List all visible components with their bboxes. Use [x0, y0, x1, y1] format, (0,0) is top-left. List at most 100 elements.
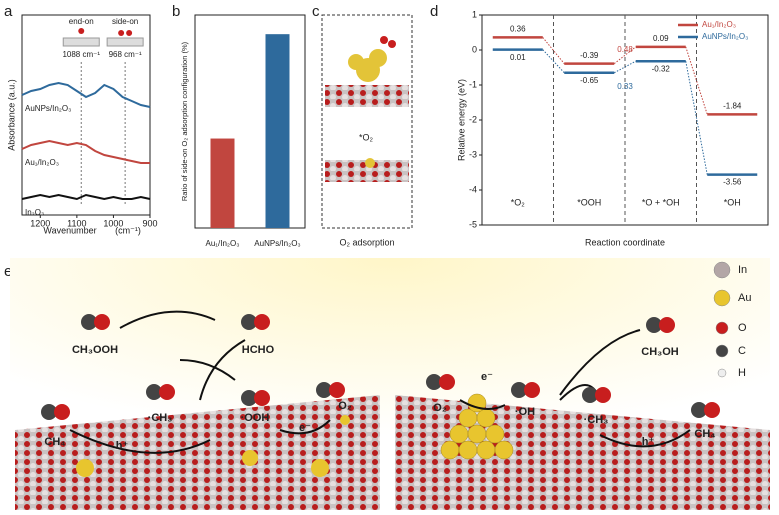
legend-atom	[715, 321, 729, 335]
x-axis-label: Wavenumber	[43, 225, 96, 235]
y-tick-label: -2	[469, 114, 477, 124]
molecule	[595, 387, 611, 403]
value-label: 0.36	[510, 25, 526, 34]
molecule	[241, 314, 257, 330]
molecule	[159, 384, 175, 400]
spectrum	[21, 193, 151, 201]
series-label: AuNPs/In₂O₃	[25, 104, 71, 113]
legend-atom	[713, 261, 731, 279]
series-label: In₂O₃	[25, 208, 44, 217]
y-axis-label: Ratio of side-on O₂ adsorption configura…	[180, 41, 189, 201]
y-tick-label: -3	[469, 149, 477, 159]
legend-label: C	[738, 345, 746, 357]
y-tick-label: 1	[472, 9, 477, 19]
bar	[210, 138, 235, 228]
arrow	[69, 310, 691, 454]
molecule	[691, 402, 707, 418]
molecule	[316, 382, 332, 398]
molecule	[41, 404, 57, 420]
structure-label: *O₂	[359, 132, 374, 142]
plot-frame	[21, 14, 151, 216]
species-label: HCHO	[242, 344, 275, 356]
step-label: *OOH	[577, 197, 601, 207]
x-tick-label: 1000	[103, 218, 123, 228]
y-tick-label: -5	[469, 219, 477, 229]
molecule	[241, 390, 257, 406]
y-axis-label: Relative energy (eV)	[456, 79, 466, 161]
species-label: O₂	[433, 402, 447, 414]
value-label: 0.01	[510, 53, 526, 62]
marker-label: 1088 cm⁻¹	[62, 50, 100, 59]
species-label: O₂	[338, 400, 352, 412]
value-label: 0.09	[653, 34, 669, 43]
species-label: e⁻	[481, 371, 493, 383]
molecule	[81, 314, 97, 330]
species-label: ·CH₃	[584, 414, 609, 426]
x-tick-label: 1100	[67, 218, 86, 228]
barrier-label: 0.33	[617, 82, 633, 91]
value-label: -3.56	[723, 178, 742, 187]
spectrum	[21, 139, 150, 164]
x-axis-unit: (cm⁻¹)	[115, 225, 141, 235]
species-label: CH₄	[44, 436, 65, 448]
au-cluster	[440, 393, 514, 460]
species-label: e⁻	[299, 422, 311, 434]
connector	[542, 37, 565, 64]
au-atom	[76, 415, 350, 477]
plot-frame	[194, 14, 306, 229]
panel-label: e	[4, 263, 12, 280]
legend-label: Au	[738, 292, 751, 304]
panel-c-frame	[321, 14, 413, 229]
species-label: ·OOH	[241, 412, 270, 424]
legend-label: Au₁/In₂O₃	[702, 20, 736, 29]
molecule	[524, 382, 540, 398]
step-label: *O₂	[511, 197, 526, 207]
molecule	[146, 384, 162, 400]
legend-label: AuNPs/In₂O₃	[702, 32, 748, 41]
panel-label: c	[312, 3, 320, 20]
molecule	[254, 390, 270, 406]
molecule	[511, 382, 527, 398]
value-label: -1.84	[723, 102, 742, 111]
marker-label: 968 cm⁻¹	[109, 50, 142, 59]
species-label: ·CH₃	[148, 412, 173, 424]
x-tick-label: 900	[142, 218, 157, 228]
molecule	[646, 317, 662, 333]
o-atom	[118, 30, 125, 36]
value-label: -0.39	[580, 51, 599, 60]
molecule	[704, 402, 720, 418]
legend-label: H	[738, 367, 746, 379]
molecule	[426, 374, 442, 390]
o-atom	[78, 28, 85, 34]
legend-atom	[715, 344, 729, 358]
bar	[265, 34, 290, 228]
inset-slab	[106, 37, 144, 47]
surface	[15, 395, 380, 510]
legend-atom	[713, 289, 731, 307]
y-tick-label: -1	[469, 79, 477, 89]
structure	[325, 36, 409, 182]
molecule	[254, 314, 270, 330]
step-label: *O + *OH	[642, 197, 680, 207]
connector	[542, 49, 565, 74]
x-tick-label: Au₁/In₂O₃	[206, 239, 240, 248]
barrier-label: 0.48	[617, 45, 633, 54]
panel-label: b	[172, 3, 180, 20]
x-tick-label: AuNPs/In₂O₃	[254, 239, 300, 248]
y-tick-label: 0	[472, 44, 477, 54]
molecule	[582, 387, 598, 403]
legend-label: In	[738, 264, 747, 276]
inset-label: end-on	[69, 17, 94, 26]
species-label: h⁺	[642, 436, 655, 448]
value-label: -0.32	[652, 64, 671, 73]
species-label: CH₃OOH	[72, 344, 118, 356]
legend-atom	[717, 368, 727, 378]
molecule	[329, 382, 345, 398]
spectrum	[21, 81, 151, 108]
inset-label: side-on	[112, 17, 138, 26]
series-label: Au₁/In₂O₃	[25, 158, 59, 167]
x-tick-label: 1200	[30, 218, 50, 228]
molecule	[54, 404, 70, 420]
species-label: CH₄	[694, 428, 715, 440]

▬▬▬▬▬▬▬▬▬▬

What the task asks | Change every "molecule" in these lines to "molecule-icon", keeping everything else unchanged, and leave the pictures out of your answer.

Task answer |
List all visible components with their bboxes. Use [x0, y0, x1, y1] format, (0,0) is top-left. List at most 100 elements.
legend-atom	[715, 321, 729, 335]
x-axis-label: Wavenumber	[43, 225, 96, 235]
y-tick-label: -2	[469, 114, 477, 124]
molecule-icon	[595, 387, 611, 403]
value-label: 0.36	[510, 25, 526, 34]
molecule-icon	[241, 314, 257, 330]
molecule-icon	[159, 384, 175, 400]
spectrum	[21, 193, 151, 201]
series-label: AuNPs/In₂O₃	[25, 104, 71, 113]
legend-atom	[713, 261, 731, 279]
series-label: In₂O₃	[25, 208, 44, 217]
y-axis-label: Ratio of side-on O₂ adsorption configura…	[180, 41, 189, 201]
y-tick-label: -3	[469, 149, 477, 159]
legend-label: C	[738, 345, 746, 357]
y-tick-label: 1	[472, 9, 477, 19]
bar	[210, 138, 235, 228]
arrow	[69, 310, 691, 454]
molecule-icon	[691, 402, 707, 418]
molecule-icon	[316, 382, 332, 398]
molecule-icon	[41, 404, 57, 420]
structure-label: *O₂	[359, 132, 374, 142]
plot-frame	[21, 14, 151, 216]
species-label: HCHO	[242, 344, 275, 356]
step-label: *OOH	[577, 197, 601, 207]
x-tick-label: 1000	[103, 218, 123, 228]
y-tick-label: -5	[469, 219, 477, 229]
molecule-icon	[241, 390, 257, 406]
y-axis-label: Relative energy (eV)	[456, 79, 466, 161]
species-label: O₂	[433, 402, 447, 414]
value-label: 0.01	[510, 53, 526, 62]
marker-label: 1088 cm⁻¹	[62, 50, 100, 59]
species-label: O₂	[338, 400, 352, 412]
value-label: 0.09	[653, 34, 669, 43]
species-label: e⁻	[481, 371, 493, 383]
molecule-icon	[81, 314, 97, 330]
species-label: ·CH₃	[584, 414, 609, 426]
x-tick-label: 1100	[67, 218, 86, 228]
barrier-label: 0.33	[617, 82, 633, 91]
value-label: -3.56	[723, 178, 742, 187]
spectrum	[21, 139, 150, 164]
x-axis-unit: (cm⁻¹)	[115, 225, 141, 235]
species-label: CH₄	[44, 436, 65, 448]
au-cluster	[440, 393, 514, 460]
species-label: e⁻	[299, 422, 311, 434]
connector	[542, 37, 565, 64]
au-atom	[76, 415, 350, 477]
plot-frame	[194, 14, 306, 229]
panel-label: e	[4, 263, 12, 280]
legend-label: Au	[738, 292, 751, 304]
panel-c-frame	[321, 14, 413, 229]
species-label: ·OOH	[241, 412, 270, 424]
legend-label: Au₁/In₂O₃	[702, 20, 736, 29]
molecule-icon	[524, 382, 540, 398]
step-label: *O₂	[511, 197, 526, 207]
molecule-icon	[146, 384, 162, 400]
legend-label: AuNPs/In₂O₃	[702, 32, 748, 41]
panel-label: c	[312, 3, 320, 20]
molecule-icon	[254, 390, 270, 406]
molecule-icon	[511, 382, 527, 398]
value-label: -1.84	[723, 102, 742, 111]
marker-label: 968 cm⁻¹	[109, 50, 142, 59]
species-label: ·CH₃	[148, 412, 173, 424]
x-tick-label: 900	[142, 218, 157, 228]
molecule-icon	[646, 317, 662, 333]
o-atom	[118, 30, 125, 36]
value-label: -0.39	[580, 51, 599, 60]
molecule-icon	[704, 402, 720, 418]
legend-label: H	[738, 367, 746, 379]
molecule-icon	[426, 374, 442, 390]
o-atom	[78, 28, 85, 34]
legend-atom	[715, 344, 729, 358]
bar	[265, 34, 290, 228]
inset-slab	[106, 37, 144, 47]
surface	[15, 395, 380, 510]
legend-atom	[713, 289, 731, 307]
y-tick-label: -1	[469, 79, 477, 89]
structure	[325, 36, 409, 182]
molecule-icon	[254, 314, 270, 330]
step-label: *O + *OH	[642, 197, 680, 207]
connector	[542, 49, 565, 74]
x-tick-label: Au₁/In₂O₃	[206, 239, 240, 248]
barrier-label: 0.48	[617, 45, 633, 54]
panel-label: b	[172, 3, 180, 20]
x-tick-label: AuNPs/In₂O₃	[254, 239, 300, 248]
y-tick-label: 0	[472, 44, 477, 54]
molecule-icon	[582, 387, 598, 403]
legend-label: In	[738, 264, 747, 276]
inset-label: end-on	[69, 17, 94, 26]
species-label: h⁺	[642, 436, 655, 448]
value-label: -0.32	[652, 64, 671, 73]
species-label: CH₃OOH	[72, 344, 118, 356]
legend-atom	[717, 368, 727, 378]
molecule-icon	[329, 382, 345, 398]
spectrum	[21, 81, 151, 108]
inset-label: side-on	[112, 17, 138, 26]
series-label: Au₁/In₂O₃	[25, 158, 59, 167]
x-tick-label: 1200	[30, 218, 50, 228]
molecule-icon	[54, 404, 70, 420]
species-label: CH₄	[694, 428, 715, 440]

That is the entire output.